## Task list
(1) Answer these about the text on spin training:
(a) What kind of pilot does the writer say they are?
(b) What "non-optimal" flying situations are listed in parentheses?
(c) What training is the writer talking about when mentioning performing spin recovery?
(2) Can you resume the text on spin training, picking up right after its last sentence?

##### Text block #####

After all, why teach pilots how to recover from spins when airplanes
of the future won't spin?


My perspective is one of a student pilot, so I'll happily defer to those
who know more than I do on the topic if it turns out that I'm looking at
this the wrong way. With that said, it seems counterintuitive to not to
perform spin recovery during training for the Private. We spend so much
time and effort learning, drilling, and become proficient at all sorts
of "non-optimal" flying situations (stalls, unusual attitudes, BAI,
engine out, etc etc) that not doing spins seems like a glaring omission.
Should we be trained to recognize the factors that lead to a spin?
Absolutely (we are). Should we be taught how to recover from spins?
Absolutely (we are).

##### Extracted material #####

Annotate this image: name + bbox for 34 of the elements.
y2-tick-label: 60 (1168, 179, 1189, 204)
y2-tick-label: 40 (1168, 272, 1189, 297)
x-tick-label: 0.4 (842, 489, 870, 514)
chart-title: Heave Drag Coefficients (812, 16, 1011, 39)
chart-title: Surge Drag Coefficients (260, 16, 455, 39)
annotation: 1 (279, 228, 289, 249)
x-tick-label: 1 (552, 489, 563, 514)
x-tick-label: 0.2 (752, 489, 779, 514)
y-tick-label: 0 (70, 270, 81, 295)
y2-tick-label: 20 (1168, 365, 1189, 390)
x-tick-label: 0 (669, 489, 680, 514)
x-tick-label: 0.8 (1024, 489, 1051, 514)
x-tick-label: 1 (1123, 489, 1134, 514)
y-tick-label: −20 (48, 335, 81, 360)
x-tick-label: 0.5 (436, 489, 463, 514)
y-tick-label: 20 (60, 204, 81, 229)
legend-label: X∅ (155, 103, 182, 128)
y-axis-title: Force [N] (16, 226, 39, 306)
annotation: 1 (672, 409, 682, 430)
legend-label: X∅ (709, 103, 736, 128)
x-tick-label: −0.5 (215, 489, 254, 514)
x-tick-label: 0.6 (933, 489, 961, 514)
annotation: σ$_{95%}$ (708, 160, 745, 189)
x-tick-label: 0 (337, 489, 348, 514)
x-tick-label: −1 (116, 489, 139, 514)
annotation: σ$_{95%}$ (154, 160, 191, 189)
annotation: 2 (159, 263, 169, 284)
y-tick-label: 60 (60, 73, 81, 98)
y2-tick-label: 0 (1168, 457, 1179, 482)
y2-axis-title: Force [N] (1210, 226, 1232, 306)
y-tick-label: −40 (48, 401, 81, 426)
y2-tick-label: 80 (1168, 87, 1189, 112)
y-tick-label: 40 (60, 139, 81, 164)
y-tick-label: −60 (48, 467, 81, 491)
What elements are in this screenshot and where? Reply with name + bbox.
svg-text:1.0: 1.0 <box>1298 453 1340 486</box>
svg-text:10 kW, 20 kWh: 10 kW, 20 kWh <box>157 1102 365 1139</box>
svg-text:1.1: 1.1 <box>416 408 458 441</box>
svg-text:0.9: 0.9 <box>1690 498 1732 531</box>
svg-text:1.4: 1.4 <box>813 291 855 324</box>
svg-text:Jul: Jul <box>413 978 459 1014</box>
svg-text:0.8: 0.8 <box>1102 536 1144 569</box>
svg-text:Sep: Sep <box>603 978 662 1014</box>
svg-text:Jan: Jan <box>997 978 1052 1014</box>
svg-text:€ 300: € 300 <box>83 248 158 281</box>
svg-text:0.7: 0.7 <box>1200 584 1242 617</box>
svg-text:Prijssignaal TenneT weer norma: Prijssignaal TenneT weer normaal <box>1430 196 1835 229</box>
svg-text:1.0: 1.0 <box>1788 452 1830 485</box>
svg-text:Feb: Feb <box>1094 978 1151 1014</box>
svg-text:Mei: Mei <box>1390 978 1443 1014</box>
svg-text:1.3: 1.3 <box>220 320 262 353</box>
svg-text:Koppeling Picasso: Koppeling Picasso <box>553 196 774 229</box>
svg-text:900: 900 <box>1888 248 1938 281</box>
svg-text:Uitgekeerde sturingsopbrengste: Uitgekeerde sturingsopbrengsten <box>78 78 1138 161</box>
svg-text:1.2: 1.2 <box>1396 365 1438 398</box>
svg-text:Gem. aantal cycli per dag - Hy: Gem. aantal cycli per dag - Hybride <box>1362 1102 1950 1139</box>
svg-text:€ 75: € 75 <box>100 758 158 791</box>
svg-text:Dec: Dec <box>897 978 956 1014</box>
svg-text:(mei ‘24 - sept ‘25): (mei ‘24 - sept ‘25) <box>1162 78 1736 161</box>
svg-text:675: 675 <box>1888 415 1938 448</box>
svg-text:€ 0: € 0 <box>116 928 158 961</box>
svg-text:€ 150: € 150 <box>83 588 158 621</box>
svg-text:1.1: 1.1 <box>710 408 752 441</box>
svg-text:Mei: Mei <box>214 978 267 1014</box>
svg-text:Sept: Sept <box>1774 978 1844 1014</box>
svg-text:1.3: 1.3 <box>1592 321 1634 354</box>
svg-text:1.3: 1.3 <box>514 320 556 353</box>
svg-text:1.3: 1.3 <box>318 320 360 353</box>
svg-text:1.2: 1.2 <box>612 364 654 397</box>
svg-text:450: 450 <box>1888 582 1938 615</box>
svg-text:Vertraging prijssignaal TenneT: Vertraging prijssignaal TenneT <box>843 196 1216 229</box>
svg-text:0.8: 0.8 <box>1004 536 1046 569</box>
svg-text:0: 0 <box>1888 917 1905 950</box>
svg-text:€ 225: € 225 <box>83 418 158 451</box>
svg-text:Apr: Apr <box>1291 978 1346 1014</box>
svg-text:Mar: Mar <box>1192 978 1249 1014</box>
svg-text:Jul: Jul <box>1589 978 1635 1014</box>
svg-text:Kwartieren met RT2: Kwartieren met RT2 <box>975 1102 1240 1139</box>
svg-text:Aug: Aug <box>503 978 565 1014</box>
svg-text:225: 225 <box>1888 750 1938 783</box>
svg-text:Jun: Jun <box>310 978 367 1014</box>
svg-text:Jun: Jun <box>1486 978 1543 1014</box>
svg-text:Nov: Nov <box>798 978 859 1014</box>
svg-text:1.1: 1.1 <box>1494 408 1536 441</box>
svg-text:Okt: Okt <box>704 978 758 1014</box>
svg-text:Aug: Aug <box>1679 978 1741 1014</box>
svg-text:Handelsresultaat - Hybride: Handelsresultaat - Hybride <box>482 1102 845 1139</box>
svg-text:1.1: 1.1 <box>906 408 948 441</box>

#####

## Results of the tasks
(1)
(a) A student pilot.
(b) Stalls, unusual attitudes, BAI, and engine out.
(c) Training for the Private.

(2)
Should we be required to demonstrate that knowledge during the
checkride? Well, that's a call for the FAA, but I believe we should at
least have to earn an endorsement that says we've demonstrated
proficiency during our training. After all, we have to earn a solo
endorsement. Why not a spin endorsement, too? I feel strongly enough
about this that I'll be seeking spin training post-ticket. If it'll help
me become a safer, more knowledgeable, more competent pilot, it's worth
the money. Why would *anyone* want their first experience with
*demonstrated* spin recovery to be when they *need* it? That seems to be
a dangerous gambit. Do I plan on getting into spins routinely? Heck no!!
But, we don't train exclusively for the routine. We train for the
exceptions, too.

As a related question: Does anyone know if the post-ticket fatalities
caused by spins have changed at all since the FAA removed demonstrating
them from the PTS?

Anyway, that's my $.02 on the topic. I'm quite happy to stand corrected
if it turns out I'm off-base here. I look forward to your collective
feedback.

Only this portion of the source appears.